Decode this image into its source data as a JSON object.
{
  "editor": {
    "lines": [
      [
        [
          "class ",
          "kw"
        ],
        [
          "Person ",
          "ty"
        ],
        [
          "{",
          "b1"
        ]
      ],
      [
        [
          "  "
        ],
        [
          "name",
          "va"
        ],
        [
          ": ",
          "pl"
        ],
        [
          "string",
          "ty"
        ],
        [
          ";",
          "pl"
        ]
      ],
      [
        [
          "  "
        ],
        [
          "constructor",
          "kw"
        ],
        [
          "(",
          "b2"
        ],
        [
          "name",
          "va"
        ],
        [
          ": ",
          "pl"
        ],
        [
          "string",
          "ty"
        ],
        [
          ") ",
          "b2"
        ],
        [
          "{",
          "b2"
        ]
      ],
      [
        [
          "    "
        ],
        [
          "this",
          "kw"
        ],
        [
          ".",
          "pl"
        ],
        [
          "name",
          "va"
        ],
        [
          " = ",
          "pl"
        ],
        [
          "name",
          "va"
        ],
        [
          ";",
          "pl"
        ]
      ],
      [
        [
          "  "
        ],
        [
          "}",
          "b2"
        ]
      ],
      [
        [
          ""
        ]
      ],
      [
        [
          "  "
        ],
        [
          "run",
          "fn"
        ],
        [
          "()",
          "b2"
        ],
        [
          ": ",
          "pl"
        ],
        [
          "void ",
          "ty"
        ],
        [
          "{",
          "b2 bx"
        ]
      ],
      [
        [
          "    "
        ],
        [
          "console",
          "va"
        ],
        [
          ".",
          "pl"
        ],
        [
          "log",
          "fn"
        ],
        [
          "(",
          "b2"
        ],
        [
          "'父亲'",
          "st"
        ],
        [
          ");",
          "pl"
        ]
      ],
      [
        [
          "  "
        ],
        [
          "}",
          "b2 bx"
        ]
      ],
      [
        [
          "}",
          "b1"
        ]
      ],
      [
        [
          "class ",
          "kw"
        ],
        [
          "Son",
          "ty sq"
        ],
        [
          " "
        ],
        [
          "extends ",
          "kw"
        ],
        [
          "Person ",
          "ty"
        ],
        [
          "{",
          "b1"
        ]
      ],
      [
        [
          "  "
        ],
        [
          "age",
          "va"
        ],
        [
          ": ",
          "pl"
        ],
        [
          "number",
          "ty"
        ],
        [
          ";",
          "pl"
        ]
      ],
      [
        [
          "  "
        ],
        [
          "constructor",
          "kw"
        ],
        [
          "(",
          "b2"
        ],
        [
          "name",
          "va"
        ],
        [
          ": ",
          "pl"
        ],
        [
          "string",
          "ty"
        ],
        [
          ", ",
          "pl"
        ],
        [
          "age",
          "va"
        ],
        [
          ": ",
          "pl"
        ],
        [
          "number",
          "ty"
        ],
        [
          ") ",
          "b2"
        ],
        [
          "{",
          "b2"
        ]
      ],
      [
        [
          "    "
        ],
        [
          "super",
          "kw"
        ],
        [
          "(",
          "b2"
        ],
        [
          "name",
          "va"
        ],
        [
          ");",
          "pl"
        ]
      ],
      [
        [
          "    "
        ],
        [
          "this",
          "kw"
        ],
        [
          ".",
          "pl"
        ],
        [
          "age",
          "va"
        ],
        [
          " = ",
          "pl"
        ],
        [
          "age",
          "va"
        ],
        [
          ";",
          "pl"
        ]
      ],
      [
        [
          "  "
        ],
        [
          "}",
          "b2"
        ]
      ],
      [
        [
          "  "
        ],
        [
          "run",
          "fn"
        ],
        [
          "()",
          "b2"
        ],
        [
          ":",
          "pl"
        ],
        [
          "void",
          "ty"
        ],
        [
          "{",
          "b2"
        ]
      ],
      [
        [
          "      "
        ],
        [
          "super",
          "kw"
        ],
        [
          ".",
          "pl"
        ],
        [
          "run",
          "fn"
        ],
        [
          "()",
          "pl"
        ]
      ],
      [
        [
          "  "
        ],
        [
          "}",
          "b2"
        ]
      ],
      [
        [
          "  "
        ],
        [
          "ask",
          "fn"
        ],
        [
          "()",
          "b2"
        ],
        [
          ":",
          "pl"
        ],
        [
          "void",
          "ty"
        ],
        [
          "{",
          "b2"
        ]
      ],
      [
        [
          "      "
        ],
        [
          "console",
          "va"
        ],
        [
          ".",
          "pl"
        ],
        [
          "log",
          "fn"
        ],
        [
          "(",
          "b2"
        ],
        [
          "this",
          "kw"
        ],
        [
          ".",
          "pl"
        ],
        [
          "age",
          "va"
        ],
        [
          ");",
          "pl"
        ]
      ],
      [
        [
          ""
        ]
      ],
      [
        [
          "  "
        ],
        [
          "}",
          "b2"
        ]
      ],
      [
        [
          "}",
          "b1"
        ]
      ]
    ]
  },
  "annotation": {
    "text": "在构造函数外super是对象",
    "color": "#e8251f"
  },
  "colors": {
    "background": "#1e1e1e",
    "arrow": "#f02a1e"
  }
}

———

Exercise objective:
Reproduce the entries above in full by retyping them exactly.

Answer to this problem:
Decode this image into its source data as a JSON object.
{
  "editor": {
    "lines": [
      [
        [
          "class ",
          "kw"
        ],
        [
          "Person ",
          "ty"
        ],
        [
          "{",
          "b1"
        ]
      ],
      [
        [
          "  "
        ],
        [
          "name",
          "va"
        ],
        [
          ": ",
          "pl"
        ],
        [
          "string",
          "ty"
        ],
        [
          ";",
          "pl"
        ]
      ],
      [
        [
          "  "
        ],
        [
          "constructor",
          "kw"
        ],
        [
          "(",
          "b2"
        ],
        [
          "name",
          "va"
        ],
        [
          ": ",
          "pl"
        ],
        [
          "string",
          "ty"
        ],
        [
          ") ",
          "b2"
        ],
        [
          "{",
          "b2"
        ]
      ],
      [
        [
          "    "
        ],
        [
          "this",
          "kw"
        ],
        [
          ".",
          "pl"
        ],
        [
          "name",
          "va"
        ],
        [
          " = ",
          "pl"
        ],
        [
          "name",
          "va"
        ],
        [
          ";",
          "pl"
        ]
      ],
      [
        [
          "  "
        ],
        [
          "}",
          "b2"
        ]
      ],
      [
        [
          ""
        ]
      ],
      [
        [
          "  "
        ],
        [
          "run",
          "fn"
        ],
        [
          "()",
          "b2"
        ],
        [
          ": ",
          "pl"
        ],
        [
          "void ",
          "ty"
        ],
        [
          "{",
          "b2 bx"
        ]
      ],
      [
        [
          "    "
        ],
        [
          "console",
          "va"
        ],
        [
          ".",
          "pl"
        ],
        [
          "log",
          "fn"
        ],
        [
          "(",
          "b2"
        ],
        [
          "'父亲'",
          "st"
        ],
        [
          ");",
          "pl"
        ]
      ],
      [
        [
          "  "
        ],
        [
          "}",
          "b2 bx"
        ]
      ],
      [
        [
          "}",
          "b1"
        ]
      ],
      [
        [
          "class ",
          "kw"
        ],
        [
          "Son",
          "ty sq"
        ],
        [
          " "
        ],
        [
          "extends ",
          "kw"
        ],
        [
          "Person ",
          "ty"
        ],
        [
          "{",
          "b1"
        ]
      ],
      [
        [
          "  "
        ],
        [
          "age",
          "va"
        ],
        [
          ": ",
          "pl"
        ],
        [
          "number",
          "ty"
        ],
        [
          ";",
          "pl"
        ]
      ],
      [
        [
          "  "
        ],
        [
          "constructor",
          "kw"
        ],
        [
          "(",
          "b2"
        ],
        [
          "name",
          "va"
        ],
        [
          ": ",
          "pl"
        ],
        [
          "string",
          "ty"
        ],
        [
          ", ",
          "pl"
        ],
        [
          "age",
          "va"
        ],
        [
          ": ",
          "pl"
        ],
        [
          "number",
          "ty"
        ],
        [
          ") ",
          "b2"
        ],
        [
          "{",
          "b2"
        ]
      ],
      [
        [
          "    "
        ],
        [
          "super",
          "kw"
        ],
        [
          "(",
          "b2"
        ],
        [
          "name",
          "va"
        ],
        [
          ");",
          "pl"
        ]
      ],
      [
        [
          "    "
        ],
        [
          "this",
          "kw"
        ],
        [
          ".",
          "pl"
        ],
        [
          "age",
          "va"
        ],
        [
          " = ",
          "pl"
        ],
        [
          "age",
          "va"
        ],
        [
          ";",
          "pl"
        ]
      ],
      [
        [
          "  "
        ],
        [
          "}",
          "b2"
        ]
      ],
      [
        [
          "  "
        ],
        [
          "run",
          "fn"
        ],
        [
          "()",
          "b2"
        ],
        [
          ":",
          "pl"
        ],
        [
          "void",
          "ty"
        ],
        [
          "{",
          "b2"
        ]
      ],
      [
        [
          "      "
        ],
        [
          "super",
          "kw"
        ],
        [
          ".",
          "pl"
        ],
        [
          "run",
          "fn"
        ],
        [
          "()",
          "pl"
        ]
      ],
      [
        [
          "  "
        ],
        [
          "}",
          "b2"
        ]
      ],
      [
        [
          "  "
        ],
        [
          "ask",
          "fn"
        ],
        [
          "()",
          "b2"
        ],
        [
          ":",
          "pl"
        ],
        [
          "void",
          "ty"
        ],
        [
          "{",
          "b2"
        ]
      ],
      [
        [
          "      "
        ],
        [
          "console",
          "va"
        ],
        [
          ".",
          "pl"
        ],
        [
          "log",
          "fn"
        ],
        [
          "(",
          "b2"
        ],
        [
          "this",
          "kw"
        ],
        [
          ".",
          "pl"
        ],
        [
          "age",
          "va"
        ],
        [
          ");",
          "pl"
        ]
      ],
      [
        [
          ""
        ]
      ],
      [
        [
          "  "
        ],
        [
          "}",
          "b2"
        ]
      ],
      [
        [
          "}",
          "b1"
        ]
      ]
    ]
  },
  "annotation": {
    "text": "在构造函数外super是对象",
    "color": "#e8251f"
  },
  "colors": {
    "background": "#1e1e1e",
    "arrow": "#f02a1e"
  }
}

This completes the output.